« La transmission est un devoir »

La fin des IUFM menace la « culture commune » qui fonde le service public de l’Éducation. Explications de Philippe Meirieu*.

Ingrid Merckx  • 1 septembre 2011 abonné·es

Politis : Depuis quand apprend-on à apprendre ?


Philippe Meirieu : Sans doute depuis toujours. La transmission est consubstantielle de « l’humaine condition », disait Montaigne. Et comment contraindre chaque génération à réinventer l’ensemble des savoirs accumulés dans l’histoire ?


Transmettre ce dont nous avons hérité et ce que nous avons créé est un devoir. Et l’on peut parier que, très tôt, les humains se sont aperçus que la maîtrise d’un savoir ne conférait pas de facto la compétence pour le transmettre. Les Compagnons eux-mêmes, souvent présentés comme les partisans farouches de la transmission par imitation, ont très vite construit la fonction de « tuteur », avec des compétences spécifiques, obéissant aux exigences de la « formation », qui ne sont en rien celles de la « production » : en situation de formation, il faut pouvoir perdre du temps, gâcher du matériel pour s’entraîner, prendre des risques qui ne mettent rien ni personne en danger, formaliser ses acquis, apprendre à les transférer, etc.


En ce qui concerne le métier d’enseignant, la réflexion sur les compétences requises est déjà présente chez Platon. Et n’oublions pas que « la tête bien faite plutôt que bien pleine » vantée par Montaigne concerne l’éducateur et non l’élève…


Mais c’est évidemment l’impératif de la « démocratisation des savoirs » qui a activé fortement la réflexion sur la formation professionnelle des enseignants : dès lors que nous nous donnons comme objectif l’élévation massive du niveau des jeunes, nous avons besoin d’activer les compétences pédagogiques des enseignants.


Pourquoi avoir créé les IUFM en 1990 ?


Pour répondre au défi de la démocra­tisation et donner une cohérence à la formation professionnelle des enseignants du primaire et du secondaire, de l’enseignement général et de l’enseignement professionnel. Cette cohérence est indispensable car elle garantit la possibilité d’une vraie politique éducative.

▸ Consigne
Recopiez mot pour mot le passage de l'entretien sur la formation des enseignants, depuis « Ingrid Merckx  • » jusqu'à « accumulés dans l’histoire ? » inclus. Les données qui suivent n'ont aucun lien avec l'entretien.

▸ Lignes de données
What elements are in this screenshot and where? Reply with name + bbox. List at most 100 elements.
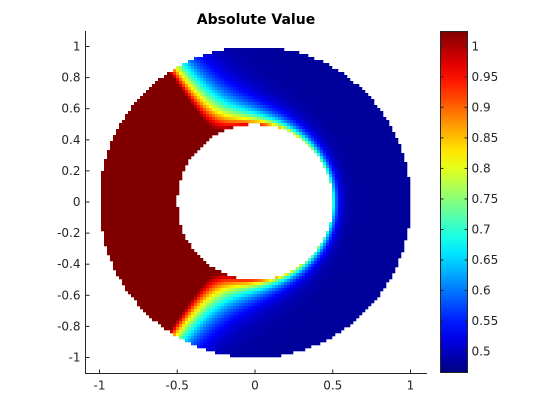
field-cell [371,153,375,157]
field-cell [392,201,396,205]
field-cell [368,144,372,148]
field-cell [128,216,132,220]
field-cell [317,261,321,265]
field-cell [221,75,225,79]
field-cell [179,120,183,124]
field-cell [182,261,186,265]
field-cell [359,132,363,136]
field-cell [350,84,354,88]
field-cell [206,99,210,103]
field-cell [362,177,366,181]
field-cell [317,273,321,277]
field-cell [137,141,141,145]
field-cell [362,285,366,289]
field-cell [206,54,210,58]
field-cell [311,279,315,283]
field-cell [131,168,135,172]
field-cell [257,93,261,97]
field-cell [197,147,201,151]
field-cell [368,255,372,259]
field-cell [260,111,264,115]
field-cell [365,267,369,271]
field-cell [161,225,165,229]
field-cell [218,288,222,292]
field-cell [377,255,381,259]
field-cell [302,135,306,139]
field-cell [104,174,108,178]
field-cell [320,282,324,286]
field-cell [104,204,108,208]
field-cell [269,51,273,55]
field-cell [293,126,297,130]
field-cell [167,180,171,184]
field-cell [350,174,354,178]
field-cell [215,117,219,121]
field-cell [329,168,333,172]
field-cell [158,93,162,97]
field-cell [362,165,366,169]
field-cell [323,69,327,73]
field-cell [350,105,354,109]
field-cell [314,123,318,127]
field-cell [296,135,300,139]
field-cell [308,132,312,136]
field-cell [359,273,363,277]
field-cell [389,207,393,211]
field-cell [272,96,276,100]
field-cell [326,150,330,154]
field-cell [179,162,183,166]
field-cell [296,111,300,115]
field-cell [404,219,408,223]
field-cell [344,141,348,145]
field-cell [287,105,291,109]
field-cell [104,180,108,184]
field-cell [137,159,141,163]
field-cell [329,270,333,274]
field-cell [140,237,144,241]
field-cell [149,258,153,262]
field-cell [110,183,114,187]
field-cell [329,264,333,268]
field-cell [317,270,321,274]
field-cell [146,105,150,109]
field-cell [155,105,159,109]
field-cell [380,138,384,142]
field-cell [224,93,228,97]
field-cell [122,246,126,250]
field-cell [377,159,381,163]
field-cell [356,156,360,160]
field-cell [221,63,225,67]
field-cell [164,267,168,271]
field-cell [107,213,111,217]
field-cell [314,132,318,136]
field-cell [350,204,354,208]
field-cell [128,138,132,142]
field-cell [200,84,204,88]
field-cell [164,144,168,148]
field-cell [182,285,186,289]
field-cell [131,216,135,220]
field-cell [332,147,336,151]
field-cell [332,264,336,268]
field-cell [392,213,396,217]
field-cell [392,264,396,268]
field-cell [128,210,132,214]
field-cell [149,225,153,229]
field-cell [347,270,351,274]
field-cell [344,276,348,280]
field-cell [149,114,153,118]
field-cell [170,174,174,178]
field-cell [155,141,159,145]
field-cell [200,126,204,130]
field-cell [296,276,300,280]
field-cell [152,186,156,190]
field-cell [179,168,183,172]
field-cell [278,48,282,52]
field-cell [209,270,213,274]
field-cell [167,126,171,130]
field-cell [131,189,135,193]
field-cell [248,90,252,94]
field-cell [308,66,312,70]
field-cell [362,132,366,136]
field-cell [134,111,138,115]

▸ Réponse
Ingrid Merckx  • 1 septembre 2011 abonné·es

Politis : Depuis quand apprend-on à apprendre ?


Philippe Meirieu : Sans doute depuis toujours. La transmission est consubstantielle de « l’humaine condition », disait Montaigne. Et comment contraindre chaque génération à réinventer l’ensemble des savoirs accumulés dans l’histoire ?